Items from a figure collection
** START **

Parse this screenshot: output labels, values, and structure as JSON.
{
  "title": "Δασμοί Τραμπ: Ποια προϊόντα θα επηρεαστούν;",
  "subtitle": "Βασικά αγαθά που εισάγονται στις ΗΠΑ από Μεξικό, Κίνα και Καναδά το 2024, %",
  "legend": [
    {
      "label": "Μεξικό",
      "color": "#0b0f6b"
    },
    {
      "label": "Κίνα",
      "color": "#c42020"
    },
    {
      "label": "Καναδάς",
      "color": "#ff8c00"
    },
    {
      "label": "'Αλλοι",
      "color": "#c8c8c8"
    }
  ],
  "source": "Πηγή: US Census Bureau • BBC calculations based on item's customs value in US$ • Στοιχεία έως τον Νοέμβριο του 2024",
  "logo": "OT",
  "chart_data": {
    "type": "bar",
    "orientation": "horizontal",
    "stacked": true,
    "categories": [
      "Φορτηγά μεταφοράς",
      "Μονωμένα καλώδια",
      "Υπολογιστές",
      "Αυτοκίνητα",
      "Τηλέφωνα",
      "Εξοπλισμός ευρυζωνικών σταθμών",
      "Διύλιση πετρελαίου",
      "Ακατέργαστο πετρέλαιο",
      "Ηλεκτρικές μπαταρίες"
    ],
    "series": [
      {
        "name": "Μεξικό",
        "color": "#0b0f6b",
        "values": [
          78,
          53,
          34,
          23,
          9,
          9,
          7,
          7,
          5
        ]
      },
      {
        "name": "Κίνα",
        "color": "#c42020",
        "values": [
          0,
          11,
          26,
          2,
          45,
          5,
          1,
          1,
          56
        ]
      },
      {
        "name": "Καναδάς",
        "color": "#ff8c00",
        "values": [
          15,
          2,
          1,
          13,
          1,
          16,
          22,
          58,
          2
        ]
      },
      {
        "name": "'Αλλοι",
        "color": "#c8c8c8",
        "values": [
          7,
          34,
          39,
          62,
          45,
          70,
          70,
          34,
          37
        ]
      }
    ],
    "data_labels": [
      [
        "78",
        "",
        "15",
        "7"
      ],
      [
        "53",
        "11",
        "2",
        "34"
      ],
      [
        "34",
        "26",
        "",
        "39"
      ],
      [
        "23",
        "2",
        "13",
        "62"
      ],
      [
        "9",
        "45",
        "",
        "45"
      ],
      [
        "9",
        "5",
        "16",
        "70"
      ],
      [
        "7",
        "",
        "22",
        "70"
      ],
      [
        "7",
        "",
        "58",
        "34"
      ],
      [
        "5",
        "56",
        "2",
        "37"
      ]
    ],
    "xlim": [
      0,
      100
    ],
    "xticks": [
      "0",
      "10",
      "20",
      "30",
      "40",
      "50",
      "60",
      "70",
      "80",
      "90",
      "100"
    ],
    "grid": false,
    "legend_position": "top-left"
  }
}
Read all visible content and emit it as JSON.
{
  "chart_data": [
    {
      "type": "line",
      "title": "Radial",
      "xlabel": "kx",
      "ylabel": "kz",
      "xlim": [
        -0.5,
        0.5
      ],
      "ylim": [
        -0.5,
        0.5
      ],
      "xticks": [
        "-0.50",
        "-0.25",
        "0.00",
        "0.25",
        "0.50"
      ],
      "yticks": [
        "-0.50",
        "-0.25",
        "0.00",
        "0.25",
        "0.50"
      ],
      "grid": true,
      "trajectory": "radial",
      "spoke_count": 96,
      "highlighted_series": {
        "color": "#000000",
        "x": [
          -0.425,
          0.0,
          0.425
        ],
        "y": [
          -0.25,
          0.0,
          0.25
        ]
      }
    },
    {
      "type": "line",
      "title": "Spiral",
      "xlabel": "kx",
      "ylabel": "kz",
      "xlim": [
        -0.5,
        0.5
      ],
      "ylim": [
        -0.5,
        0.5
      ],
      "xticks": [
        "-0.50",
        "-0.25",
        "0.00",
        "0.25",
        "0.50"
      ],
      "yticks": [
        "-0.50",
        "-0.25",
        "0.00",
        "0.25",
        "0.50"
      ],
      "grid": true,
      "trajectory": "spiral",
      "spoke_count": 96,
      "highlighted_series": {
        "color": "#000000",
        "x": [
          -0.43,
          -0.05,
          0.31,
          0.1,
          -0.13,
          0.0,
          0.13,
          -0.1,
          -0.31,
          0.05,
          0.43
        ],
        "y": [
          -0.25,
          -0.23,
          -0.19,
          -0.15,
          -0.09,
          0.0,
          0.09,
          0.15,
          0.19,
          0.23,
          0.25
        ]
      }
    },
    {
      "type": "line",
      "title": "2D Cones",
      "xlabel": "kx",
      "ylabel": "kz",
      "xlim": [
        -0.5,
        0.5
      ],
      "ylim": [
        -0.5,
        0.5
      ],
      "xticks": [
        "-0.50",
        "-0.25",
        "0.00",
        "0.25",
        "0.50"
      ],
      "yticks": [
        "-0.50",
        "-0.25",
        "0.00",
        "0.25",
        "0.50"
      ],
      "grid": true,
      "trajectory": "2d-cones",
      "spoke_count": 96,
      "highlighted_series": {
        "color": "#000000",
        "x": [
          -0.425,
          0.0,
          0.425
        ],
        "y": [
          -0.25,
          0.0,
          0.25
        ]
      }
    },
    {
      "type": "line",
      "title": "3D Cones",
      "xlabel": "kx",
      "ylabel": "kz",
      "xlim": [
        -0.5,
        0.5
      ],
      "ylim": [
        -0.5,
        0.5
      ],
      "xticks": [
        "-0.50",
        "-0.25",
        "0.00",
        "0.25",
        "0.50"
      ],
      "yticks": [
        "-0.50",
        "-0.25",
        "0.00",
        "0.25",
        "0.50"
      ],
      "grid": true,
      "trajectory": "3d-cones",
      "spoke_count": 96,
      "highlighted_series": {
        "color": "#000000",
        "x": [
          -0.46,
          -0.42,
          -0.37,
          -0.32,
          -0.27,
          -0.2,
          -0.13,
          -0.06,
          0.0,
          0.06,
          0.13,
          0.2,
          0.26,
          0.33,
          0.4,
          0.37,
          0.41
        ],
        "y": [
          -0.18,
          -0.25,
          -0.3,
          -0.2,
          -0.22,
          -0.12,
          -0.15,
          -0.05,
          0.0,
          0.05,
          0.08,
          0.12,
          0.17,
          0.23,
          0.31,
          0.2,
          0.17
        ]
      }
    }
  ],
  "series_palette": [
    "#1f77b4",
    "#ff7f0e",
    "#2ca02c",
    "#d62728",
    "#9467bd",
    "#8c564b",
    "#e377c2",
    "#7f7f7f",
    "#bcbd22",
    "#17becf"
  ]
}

** END **

Write out the entries in full, exactly as given.

Parse this screenshot: output labels, values, and structure as JSON.
{
  "title": "Δασμοί Τραμπ: Ποια προϊόντα θα επηρεαστούν;",
  "subtitle": "Βασικά αγαθά που εισάγονται στις ΗΠΑ από Μεξικό, Κίνα και Καναδά το 2024, %",
  "legend": [
    {
      "label": "Μεξικό",
      "color": "#0b0f6b"
    },
    {
      "label": "Κίνα",
      "color": "#c42020"
    },
    {
      "label": "Καναδάς",
      "color": "#ff8c00"
    },
    {
      "label": "'Αλλοι",
      "color": "#c8c8c8"
    }
  ],
  "source": "Πηγή: US Census Bureau • BBC calculations based on item's customs value in US$ • Στοιχεία έως τον Νοέμβριο του 2024",
  "logo": "OT",
  "chart_data": {
    "type": "bar",
    "orientation": "horizontal",
    "stacked": true,
    "categories": [
      "Φορτηγά μεταφοράς",
      "Μονωμένα καλώδια",
      "Υπολογιστές",
      "Αυτοκίνητα",
      "Τηλέφωνα",
      "Εξοπλισμός ευρυζωνικών σταθμών",
      "Διύλιση πετρελαίου",
      "Ακατέργαστο πετρέλαιο",
      "Ηλεκτρικές μπαταρίες"
    ],
    "series": [
      {
        "name": "Μεξικό",
        "color": "#0b0f6b",
        "values": [
          78,
          53,
          34,
          23,
          9,
          9,
          7,
          7,
          5
        ]
      },
      {
        "name": "Κίνα",
        "color": "#c42020",
        "values": [
          0,
          11,
          26,
          2,
          45,
          5,
          1,
          1,
          56
        ]
      },
      {
        "name": "Καναδάς",
        "color": "#ff8c00",
        "values": [
          15,
          2,
          1,
          13,
          1,
          16,
          22,
          58,
          2
        ]
      },
      {
        "name": "'Αλλοι",
        "color": "#c8c8c8",
        "values": [
          7,
          34,
          39,
          62,
          45,
          70,
          70,
          34,
          37
        ]
      }
    ],
    "data_labels": [
      [
        "78",
        "",
        "15",
        "7"
      ],
      [
        "53",
        "11",
        "2",
        "34"
      ],
      [
        "34",
        "26",
        "",
        "39"
      ],
      [
        "23",
        "2",
        "13",
        "62"
      ],
      [
        "9",
        "45",
        "",
        "45"
      ],
      [
        "9",
        "5",
        "16",
        "70"
      ],
      [
        "7",
        "",
        "22",
        "70"
      ],
      [
        "7",
        "",
        "58",
        "34"
      ],
      [
        "5",
        "56",
        "2",
        "37"
      ]
    ],
    "xlim": [
      0,
      100
    ],
    "xticks": [
      "0",
      "10",
      "20",
      "30",
      "40",
      "50",
      "60",
      "70",
      "80",
      "90",
      "100"
    ],
    "grid": false,
    "legend_position": "top-left"
  }
}
Read all visible content and emit it as JSON.
{
  "chart_data": [
    {
      "type": "line",
      "title": "Radial",
      "xlabel": "kx",
      "ylabel": "kz",
      "xlim": [
        -0.5,
        0.5
      ],
      "ylim": [
        -0.5,
        0.5
      ],
      "xticks": [
        "-0.50",
        "-0.25",
        "0.00",
        "0.25",
        "0.50"
      ],
      "yticks": [
        "-0.50",
        "-0.25",
        "0.00",
        "0.25",
        "0.50"
      ],
      "grid": true,
      "trajectory": "radial",
      "spoke_count": 96,
      "highlighted_series": {
        "color": "#000000",
        "x": [
          -0.425,
          0.0,
          0.425
        ],
        "y": [
          -0.25,
          0.0,
          0.25
        ]
      }
    },
    {
      "type": "line",
      "title": "Spiral",
      "xlabel": "kx",
      "ylabel": "kz",
      "xlim": [
        -0.5,
        0.5
      ],
      "ylim": [
        -0.5,
        0.5
      ],
      "xticks": [
        "-0.50",
        "-0.25",
        "0.00",
        "0.25",
        "0.50"
      ],
      "yticks": [
        "-0.50",
        "-0.25",
        "0.00",
        "0.25",
        "0.50"
      ],
      "grid": true,
      "trajectory": "spiral",
      "spoke_count": 96,
      "highlighted_series": {
        "color": "#000000",
        "x": [
          -0.43,
          -0.05,
          0.31,
          0.1,
          -0.13,
          0.0,
          0.13,
          -0.1,
          -0.31,
          0.05,
          0.43
        ],
        "y": [
          -0.25,
          -0.23,
          -0.19,
          -0.15,
          -0.09,
          0.0,
          0.09,
          0.15,
          0.19,
          0.23,
          0.25
        ]
      }
    },
    {
      "type": "line",
      "title": "2D Cones",
      "xlabel": "kx",
      "ylabel": "kz",
      "xlim": [
        -0.5,
        0.5
      ],
      "ylim": [
        -0.5,
        0.5
      ],
      "xticks": [
        "-0.50",
        "-0.25",
        "0.00",
        "0.25",
        "0.50"
      ],
      "yticks": [
        "-0.50",
        "-0.25",
        "0.00",
        "0.25",
        "0.50"
      ],
      "grid": true,
      "trajectory": "2d-cones",
      "spoke_count": 96,
      "highlighted_series": {
        "color": "#000000",
        "x": [
          -0.425,
          0.0,
          0.425
        ],
        "y": [
          -0.25,
          0.0,
          0.25
        ]
      }
    },
    {
      "type": "line",
      "title": "3D Cones",
      "xlabel": "kx",
      "ylabel": "kz",
      "xlim": [
        -0.5,
        0.5
      ],
      "ylim": [
        -0.5,
        0.5
      ],
      "xticks": [
        "-0.50",
        "-0.25",
        "0.00",
        "0.25",
        "0.50"
      ],
      "yticks": [
        "-0.50",
        "-0.25",
        "0.00",
        "0.25",
        "0.50"
      ],
      "grid": true,
      "trajectory": "3d-cones",
      "spoke_count": 96,
      "highlighted_series": {
        "color": "#000000",
        "x": [
          -0.46,
          -0.42,
          -0.37,
          -0.32,
          -0.27,
          -0.2,
          -0.13,
          -0.06,
          0.0,
          0.06,
          0.13,
          0.2,
          0.26,
          0.33,
          0.4,
          0.37,
          0.41
        ],
        "y": [
          -0.18,
          -0.25,
          -0.3,
          -0.2,
          -0.22,
          -0.12,
          -0.15,
          -0.05,
          0.0,
          0.05,
          0.08,
          0.12,
          0.17,
          0.23,
          0.31,
          0.2,
          0.17
        ]
      }
    }
  ],
  "series_palette": [
    "#1f77b4",
    "#ff7f0e",
    "#2ca02c",
    "#d62728",
    "#9467bd",
    "#8c564b",
    "#e377c2",
    "#7f7f7f",
    "#bcbd22",
    "#17becf"
  ]
}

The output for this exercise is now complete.